• [Task]: Each entry must be reproduced precisely as it stands.

• [Input data]:

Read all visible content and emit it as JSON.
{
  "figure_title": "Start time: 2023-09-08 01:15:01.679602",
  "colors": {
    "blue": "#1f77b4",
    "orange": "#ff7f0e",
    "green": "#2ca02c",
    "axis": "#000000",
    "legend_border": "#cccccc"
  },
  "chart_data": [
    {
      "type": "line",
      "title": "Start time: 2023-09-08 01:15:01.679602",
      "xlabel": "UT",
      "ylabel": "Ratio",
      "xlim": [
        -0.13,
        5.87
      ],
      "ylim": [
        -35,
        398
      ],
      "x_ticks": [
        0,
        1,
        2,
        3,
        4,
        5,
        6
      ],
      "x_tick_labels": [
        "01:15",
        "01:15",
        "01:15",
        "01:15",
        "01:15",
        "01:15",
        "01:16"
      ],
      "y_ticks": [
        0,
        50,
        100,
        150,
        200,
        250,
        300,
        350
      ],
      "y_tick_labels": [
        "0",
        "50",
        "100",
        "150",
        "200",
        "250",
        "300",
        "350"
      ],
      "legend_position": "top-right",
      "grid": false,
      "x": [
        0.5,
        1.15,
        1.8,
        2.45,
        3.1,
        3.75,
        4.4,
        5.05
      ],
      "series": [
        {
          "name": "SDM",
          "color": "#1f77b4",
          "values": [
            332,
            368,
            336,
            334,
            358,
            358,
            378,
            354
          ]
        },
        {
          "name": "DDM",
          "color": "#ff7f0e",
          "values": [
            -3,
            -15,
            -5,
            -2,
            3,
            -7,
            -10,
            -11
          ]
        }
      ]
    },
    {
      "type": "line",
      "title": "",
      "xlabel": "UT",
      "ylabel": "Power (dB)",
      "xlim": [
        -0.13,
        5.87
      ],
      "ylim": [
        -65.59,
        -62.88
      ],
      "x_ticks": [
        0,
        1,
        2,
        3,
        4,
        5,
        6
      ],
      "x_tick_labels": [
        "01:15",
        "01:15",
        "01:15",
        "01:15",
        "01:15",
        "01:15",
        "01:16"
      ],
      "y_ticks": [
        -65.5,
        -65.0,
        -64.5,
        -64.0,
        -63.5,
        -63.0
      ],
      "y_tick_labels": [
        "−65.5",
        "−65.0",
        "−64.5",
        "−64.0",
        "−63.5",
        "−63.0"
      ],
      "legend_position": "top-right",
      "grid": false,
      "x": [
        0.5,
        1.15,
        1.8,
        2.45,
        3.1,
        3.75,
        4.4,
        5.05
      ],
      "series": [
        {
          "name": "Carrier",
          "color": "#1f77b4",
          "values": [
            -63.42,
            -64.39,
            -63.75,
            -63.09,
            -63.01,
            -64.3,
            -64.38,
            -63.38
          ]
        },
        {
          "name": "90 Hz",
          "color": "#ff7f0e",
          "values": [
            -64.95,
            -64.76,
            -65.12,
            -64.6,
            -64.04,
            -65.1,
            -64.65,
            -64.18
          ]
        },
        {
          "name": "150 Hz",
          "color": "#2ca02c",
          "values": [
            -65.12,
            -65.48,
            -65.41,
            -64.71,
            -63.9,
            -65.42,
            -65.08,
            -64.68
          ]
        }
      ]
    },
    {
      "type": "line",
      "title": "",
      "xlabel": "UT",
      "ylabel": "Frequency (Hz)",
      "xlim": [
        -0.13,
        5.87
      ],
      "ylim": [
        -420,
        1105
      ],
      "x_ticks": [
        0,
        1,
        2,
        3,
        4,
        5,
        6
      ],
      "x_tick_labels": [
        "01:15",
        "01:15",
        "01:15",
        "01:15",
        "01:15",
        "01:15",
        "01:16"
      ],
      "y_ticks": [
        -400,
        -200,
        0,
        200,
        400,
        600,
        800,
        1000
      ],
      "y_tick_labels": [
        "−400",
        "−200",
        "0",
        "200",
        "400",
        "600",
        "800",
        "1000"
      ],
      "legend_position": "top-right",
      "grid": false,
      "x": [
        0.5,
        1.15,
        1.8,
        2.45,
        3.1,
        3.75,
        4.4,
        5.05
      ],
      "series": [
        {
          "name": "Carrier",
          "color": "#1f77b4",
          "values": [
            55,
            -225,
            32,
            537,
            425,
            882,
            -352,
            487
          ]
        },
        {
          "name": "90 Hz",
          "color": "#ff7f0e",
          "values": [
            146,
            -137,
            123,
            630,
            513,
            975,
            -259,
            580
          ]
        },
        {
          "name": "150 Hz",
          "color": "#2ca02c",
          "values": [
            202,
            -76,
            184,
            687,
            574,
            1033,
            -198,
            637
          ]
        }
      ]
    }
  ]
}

• [Output of the exercise]:
Read all visible content and emit it as JSON.
{
  "figure_title": "Start time: 2023-09-08 01:15:01.679602",
  "colors": {
    "blue": "#1f77b4",
    "orange": "#ff7f0e",
    "green": "#2ca02c",
    "axis": "#000000",
    "legend_border": "#cccccc"
  },
  "chart_data": [
    {
      "type": "line",
      "title": "Start time: 2023-09-08 01:15:01.679602",
      "xlabel": "UT",
      "ylabel": "Ratio",
      "xlim": [
        -0.13,
        5.87
      ],
      "ylim": [
        -35,
        398
      ],
      "x_ticks": [
        0,
        1,
        2,
        3,
        4,
        5,
        6
      ],
      "x_tick_labels": [
        "01:15",
        "01:15",
        "01:15",
        "01:15",
        "01:15",
        "01:15",
        "01:16"
      ],
      "y_ticks": [
        0,
        50,
        100,
        150,
        200,
        250,
        300,
        350
      ],
      "y_tick_labels": [
        "0",
        "50",
        "100",
        "150",
        "200",
        "250",
        "300",
        "350"
      ],
      "legend_position": "top-right",
      "grid": false,
      "x": [
        0.5,
        1.15,
        1.8,
        2.45,
        3.1,
        3.75,
        4.4,
        5.05
      ],
      "series": [
        {
          "name": "SDM",
          "color": "#1f77b4",
          "values": [
            332,
            368,
            336,
            334,
            358,
            358,
            378,
            354
          ]
        },
        {
          "name": "DDM",
          "color": "#ff7f0e",
          "values": [
            -3,
            -15,
            -5,
            -2,
            3,
            -7,
            -10,
            -11
          ]
        }
      ]
    },
    {
      "type": "line",
      "title": "",
      "xlabel": "UT",
      "ylabel": "Power (dB)",
      "xlim": [
        -0.13,
        5.87
      ],
      "ylim": [
        -65.59,
        -62.88
      ],
      "x_ticks": [
        0,
        1,
        2,
        3,
        4,
        5,
        6
      ],
      "x_tick_labels": [
        "01:15",
        "01:15",
        "01:15",
        "01:15",
        "01:15",
        "01:15",
        "01:16"
      ],
      "y_ticks": [
        -65.5,
        -65.0,
        -64.5,
        -64.0,
        -63.5,
        -63.0
      ],
      "y_tick_labels": [
        "−65.5",
        "−65.0",
        "−64.5",
        "−64.0",
        "−63.5",
        "−63.0"
      ],
      "legend_position": "top-right",
      "grid": false,
      "x": [
        0.5,
        1.15,
        1.8,
        2.45,
        3.1,
        3.75,
        4.4,
        5.05
      ],
      "series": [
        {
          "name": "Carrier",
          "color": "#1f77b4",
          "values": [
            -63.42,
            -64.39,
            -63.75,
            -63.09,
            -63.01,
            -64.3,
            -64.38,
            -63.38
          ]
        },
        {
          "name": "90 Hz",
          "color": "#ff7f0e",
          "values": [
            -64.95,
            -64.76,
            -65.12,
            -64.6,
            -64.04,
            -65.1,
            -64.65,
            -64.18
          ]
        },
        {
          "name": "150 Hz",
          "color": "#2ca02c",
          "values": [
            -65.12,
            -65.48,
            -65.41,
            -64.71,
            -63.9,
            -65.42,
            -65.08,
            -64.68
          ]
        }
      ]
    },
    {
      "type": "line",
      "title": "",
      "xlabel": "UT",
      "ylabel": "Frequency (Hz)",
      "xlim": [
        -0.13,
        5.87
      ],
      "ylim": [
        -420,
        1105
      ],
      "x_ticks": [
        0,
        1,
        2,
        3,
        4,
        5,
        6
      ],
      "x_tick_labels": [
        "01:15",
        "01:15",
        "01:15",
        "01:15",
        "01:15",
        "01:15",
        "01:16"
      ],
      "y_ticks": [
        -400,
        -200,
        0,
        200,
        400,
        600,
        800,
        1000
      ],
      "y_tick_labels": [
        "−400",
        "−200",
        "0",
        "200",
        "400",
        "600",
        "800",
        "1000"
      ],
      "legend_position": "top-right",
      "grid": false,
      "x": [
        0.5,
        1.15,
        1.8,
        2.45,
        3.1,
        3.75,
        4.4,
        5.05
      ],
      "series": [
        {
          "name": "Carrier",
          "color": "#1f77b4",
          "values": [
            55,
            -225,
            32,
            537,
            425,
            882,
            -352,
            487
          ]
        },
        {
          "name": "90 Hz",
          "color": "#ff7f0e",
          "values": [
            146,
            -137,
            123,
            630,
            513,
            975,
            -259,
            580
          ]
        },
        {
          "name": "150 Hz",
          "color": "#2ca02c",
          "values": [
            202,
            -76,
            184,
            687,
            574,
            1033,
            -198,
            637
          ]
        }
      ]
    }
  ]
}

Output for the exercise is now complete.